Written request :: Reproduce the entries below in full, word for word.

Information supplied ::
================================

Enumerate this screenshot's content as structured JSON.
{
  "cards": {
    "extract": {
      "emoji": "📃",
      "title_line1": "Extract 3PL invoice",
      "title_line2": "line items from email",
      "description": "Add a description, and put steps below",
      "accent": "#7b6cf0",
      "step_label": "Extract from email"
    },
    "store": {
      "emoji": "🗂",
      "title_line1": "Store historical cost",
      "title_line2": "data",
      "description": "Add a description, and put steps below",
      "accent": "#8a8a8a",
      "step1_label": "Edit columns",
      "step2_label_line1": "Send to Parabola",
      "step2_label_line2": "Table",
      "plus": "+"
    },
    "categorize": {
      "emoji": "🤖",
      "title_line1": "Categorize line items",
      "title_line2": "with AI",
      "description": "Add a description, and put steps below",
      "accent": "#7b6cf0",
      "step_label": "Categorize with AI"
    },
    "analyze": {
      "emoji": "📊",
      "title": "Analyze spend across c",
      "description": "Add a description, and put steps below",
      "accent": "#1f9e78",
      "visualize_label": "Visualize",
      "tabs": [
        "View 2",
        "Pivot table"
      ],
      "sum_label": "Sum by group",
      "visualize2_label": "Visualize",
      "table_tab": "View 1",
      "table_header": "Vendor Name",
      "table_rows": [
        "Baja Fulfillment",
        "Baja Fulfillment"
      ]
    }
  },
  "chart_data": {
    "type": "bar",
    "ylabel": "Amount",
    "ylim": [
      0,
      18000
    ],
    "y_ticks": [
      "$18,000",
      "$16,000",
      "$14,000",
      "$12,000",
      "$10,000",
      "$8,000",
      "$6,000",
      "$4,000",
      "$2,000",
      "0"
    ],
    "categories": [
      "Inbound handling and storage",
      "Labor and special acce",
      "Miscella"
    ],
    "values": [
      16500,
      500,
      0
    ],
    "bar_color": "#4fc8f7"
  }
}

================================

Response ::
Enumerate this screenshot's content as structured JSON.
{
  "cards": {
    "extract": {
      "emoji": "📃",
      "title_line1": "Extract 3PL invoice",
      "title_line2": "line items from email",
      "description": "Add a description, and put steps below",
      "accent": "#7b6cf0",
      "step_label": "Extract from email"
    },
    "store": {
      "emoji": "🗂",
      "title_line1": "Store historical cost",
      "title_line2": "data",
      "description": "Add a description, and put steps below",
      "accent": "#8a8a8a",
      "step1_label": "Edit columns",
      "step2_label_line1": "Send to Parabola",
      "step2_label_line2": "Table",
      "plus": "+"
    },
    "categorize": {
      "emoji": "🤖",
      "title_line1": "Categorize line items",
      "title_line2": "with AI",
      "description": "Add a description, and put steps below",
      "accent": "#7b6cf0",
      "step_label": "Categorize with AI"
    },
    "analyze": {
      "emoji": "📊",
      "title": "Analyze spend across c",
      "description": "Add a description, and put steps below",
      "accent": "#1f9e78",
      "visualize_label": "Visualize",
      "tabs": [
        "View 2",
        "Pivot table"
      ],
      "sum_label": "Sum by group",
      "visualize2_label": "Visualize",
      "table_tab": "View 1",
      "table_header": "Vendor Name",
      "table_rows": [
        "Baja Fulfillment",
        "Baja Fulfillment"
      ]
    }
  },
  "chart_data": {
    "type": "bar",
    "ylabel": "Amount",
    "ylim": [
      0,
      18000
    ],
    "y_ticks": [
      "$18,000",
      "$16,000",
      "$14,000",
      "$12,000",
      "$10,000",
      "$8,000",
      "$6,000",
      "$4,000",
      "$2,000",
      "0"
    ],
    "categories": [
      "Inbound handling and storage",
      "Labor and special acce",
      "Miscella"
    ],
    "values": [
      16500,
      500,
      0
    ],
    "bar_color": "#4fc8f7"
  }
}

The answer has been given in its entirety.